:: Records supplied ::
::::::::::

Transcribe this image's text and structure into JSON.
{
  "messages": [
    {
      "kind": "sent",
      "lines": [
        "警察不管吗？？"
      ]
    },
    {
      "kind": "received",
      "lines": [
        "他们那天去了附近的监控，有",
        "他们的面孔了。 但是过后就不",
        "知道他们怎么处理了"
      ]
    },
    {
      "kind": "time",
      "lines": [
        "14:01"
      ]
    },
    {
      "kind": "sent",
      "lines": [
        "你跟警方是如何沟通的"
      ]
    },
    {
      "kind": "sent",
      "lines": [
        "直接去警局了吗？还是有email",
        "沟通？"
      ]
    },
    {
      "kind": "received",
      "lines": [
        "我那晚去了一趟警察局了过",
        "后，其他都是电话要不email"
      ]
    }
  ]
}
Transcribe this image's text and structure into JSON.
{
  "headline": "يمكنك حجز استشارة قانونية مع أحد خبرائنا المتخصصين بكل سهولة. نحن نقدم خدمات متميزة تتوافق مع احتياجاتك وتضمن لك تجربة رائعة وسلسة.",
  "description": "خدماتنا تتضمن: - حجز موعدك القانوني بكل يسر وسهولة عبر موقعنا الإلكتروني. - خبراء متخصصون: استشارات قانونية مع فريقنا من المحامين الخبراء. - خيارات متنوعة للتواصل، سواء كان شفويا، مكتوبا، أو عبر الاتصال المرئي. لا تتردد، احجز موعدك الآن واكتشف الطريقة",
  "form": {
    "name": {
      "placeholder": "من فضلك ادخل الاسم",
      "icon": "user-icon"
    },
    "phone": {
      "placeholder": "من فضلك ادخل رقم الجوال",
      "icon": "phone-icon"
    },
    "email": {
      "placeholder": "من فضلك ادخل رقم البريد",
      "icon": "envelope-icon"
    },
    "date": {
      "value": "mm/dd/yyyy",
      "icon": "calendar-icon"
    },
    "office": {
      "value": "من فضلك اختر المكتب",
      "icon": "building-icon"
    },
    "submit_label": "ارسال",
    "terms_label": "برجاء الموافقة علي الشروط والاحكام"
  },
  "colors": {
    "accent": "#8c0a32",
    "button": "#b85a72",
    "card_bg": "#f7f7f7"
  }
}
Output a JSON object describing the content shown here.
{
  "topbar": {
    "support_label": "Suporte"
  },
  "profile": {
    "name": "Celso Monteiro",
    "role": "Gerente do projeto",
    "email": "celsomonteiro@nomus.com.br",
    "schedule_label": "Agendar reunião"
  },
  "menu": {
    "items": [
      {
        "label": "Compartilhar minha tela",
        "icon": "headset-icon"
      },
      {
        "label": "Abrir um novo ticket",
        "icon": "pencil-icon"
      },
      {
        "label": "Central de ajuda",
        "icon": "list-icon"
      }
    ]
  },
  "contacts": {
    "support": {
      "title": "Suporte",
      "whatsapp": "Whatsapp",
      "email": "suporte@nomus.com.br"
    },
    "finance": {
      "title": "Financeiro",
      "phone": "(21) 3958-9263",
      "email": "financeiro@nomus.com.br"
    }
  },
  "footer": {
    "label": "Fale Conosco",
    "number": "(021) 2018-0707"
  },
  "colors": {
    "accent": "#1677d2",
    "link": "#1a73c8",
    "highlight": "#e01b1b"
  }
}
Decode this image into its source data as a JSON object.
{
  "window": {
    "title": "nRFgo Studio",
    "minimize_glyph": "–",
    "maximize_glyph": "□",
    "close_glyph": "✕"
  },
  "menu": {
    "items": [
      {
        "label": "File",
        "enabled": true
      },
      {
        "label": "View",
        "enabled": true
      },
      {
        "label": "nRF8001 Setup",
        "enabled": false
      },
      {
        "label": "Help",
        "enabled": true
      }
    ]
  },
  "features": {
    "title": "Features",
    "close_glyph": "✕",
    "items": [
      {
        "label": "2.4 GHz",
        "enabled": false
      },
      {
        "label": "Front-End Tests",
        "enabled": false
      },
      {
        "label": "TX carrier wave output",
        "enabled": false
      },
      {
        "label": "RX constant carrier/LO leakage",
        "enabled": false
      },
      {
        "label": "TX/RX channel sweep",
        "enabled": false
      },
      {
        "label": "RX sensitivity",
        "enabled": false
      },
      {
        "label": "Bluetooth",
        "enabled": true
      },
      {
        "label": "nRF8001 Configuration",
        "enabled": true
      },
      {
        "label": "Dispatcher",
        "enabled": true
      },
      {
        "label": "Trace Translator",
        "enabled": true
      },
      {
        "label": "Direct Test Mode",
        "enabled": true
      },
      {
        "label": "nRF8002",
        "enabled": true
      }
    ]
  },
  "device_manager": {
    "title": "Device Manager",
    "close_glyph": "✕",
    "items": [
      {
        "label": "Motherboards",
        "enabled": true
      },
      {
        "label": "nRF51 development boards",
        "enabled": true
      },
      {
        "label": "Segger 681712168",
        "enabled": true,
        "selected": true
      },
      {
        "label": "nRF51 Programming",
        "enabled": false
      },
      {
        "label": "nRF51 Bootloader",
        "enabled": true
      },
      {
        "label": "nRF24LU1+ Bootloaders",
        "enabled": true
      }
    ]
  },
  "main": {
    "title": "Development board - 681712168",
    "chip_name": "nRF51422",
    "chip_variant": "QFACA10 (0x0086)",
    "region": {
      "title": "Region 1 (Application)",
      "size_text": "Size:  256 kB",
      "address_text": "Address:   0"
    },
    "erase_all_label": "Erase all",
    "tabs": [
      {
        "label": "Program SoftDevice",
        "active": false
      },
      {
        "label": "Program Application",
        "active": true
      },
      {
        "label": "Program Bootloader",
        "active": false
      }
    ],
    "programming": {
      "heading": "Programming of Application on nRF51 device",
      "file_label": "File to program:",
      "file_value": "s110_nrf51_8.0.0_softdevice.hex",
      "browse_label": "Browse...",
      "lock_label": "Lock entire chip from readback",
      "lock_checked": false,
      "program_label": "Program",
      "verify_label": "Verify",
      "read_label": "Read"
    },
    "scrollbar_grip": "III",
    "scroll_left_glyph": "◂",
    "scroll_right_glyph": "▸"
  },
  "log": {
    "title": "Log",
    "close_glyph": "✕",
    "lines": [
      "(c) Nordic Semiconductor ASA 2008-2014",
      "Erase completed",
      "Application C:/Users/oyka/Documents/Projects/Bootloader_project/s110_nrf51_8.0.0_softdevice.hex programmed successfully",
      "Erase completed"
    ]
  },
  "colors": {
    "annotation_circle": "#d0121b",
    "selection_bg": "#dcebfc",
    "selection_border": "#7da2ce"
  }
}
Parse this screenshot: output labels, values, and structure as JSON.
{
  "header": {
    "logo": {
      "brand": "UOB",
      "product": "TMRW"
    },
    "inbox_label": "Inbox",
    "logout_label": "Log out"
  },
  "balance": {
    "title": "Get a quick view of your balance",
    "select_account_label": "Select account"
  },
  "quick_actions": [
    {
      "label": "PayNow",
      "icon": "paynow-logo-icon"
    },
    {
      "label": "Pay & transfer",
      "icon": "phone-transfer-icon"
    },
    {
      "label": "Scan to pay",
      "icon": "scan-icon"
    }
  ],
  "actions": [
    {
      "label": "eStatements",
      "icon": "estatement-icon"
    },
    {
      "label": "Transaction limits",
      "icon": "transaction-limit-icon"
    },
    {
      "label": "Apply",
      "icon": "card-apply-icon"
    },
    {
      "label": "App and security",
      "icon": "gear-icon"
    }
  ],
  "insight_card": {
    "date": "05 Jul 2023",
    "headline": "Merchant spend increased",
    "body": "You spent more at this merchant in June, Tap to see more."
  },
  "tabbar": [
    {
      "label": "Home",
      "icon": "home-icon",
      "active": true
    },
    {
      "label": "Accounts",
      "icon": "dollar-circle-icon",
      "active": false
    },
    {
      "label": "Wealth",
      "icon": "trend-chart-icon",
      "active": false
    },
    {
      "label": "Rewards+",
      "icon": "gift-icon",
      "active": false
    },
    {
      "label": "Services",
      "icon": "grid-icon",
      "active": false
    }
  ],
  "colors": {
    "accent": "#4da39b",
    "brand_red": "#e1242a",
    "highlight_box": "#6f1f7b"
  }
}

::::::::::

:: What the task requires ::
Select every line of the material above holding the word "ادخل" and copy it.

:: Result below ::
      "placeholder": "من فضلك ادخل الاسم",
      "placeholder": "من فضلك ادخل رقم الجوال",
      "placeholder": "من فضلك ادخل رقم البريد",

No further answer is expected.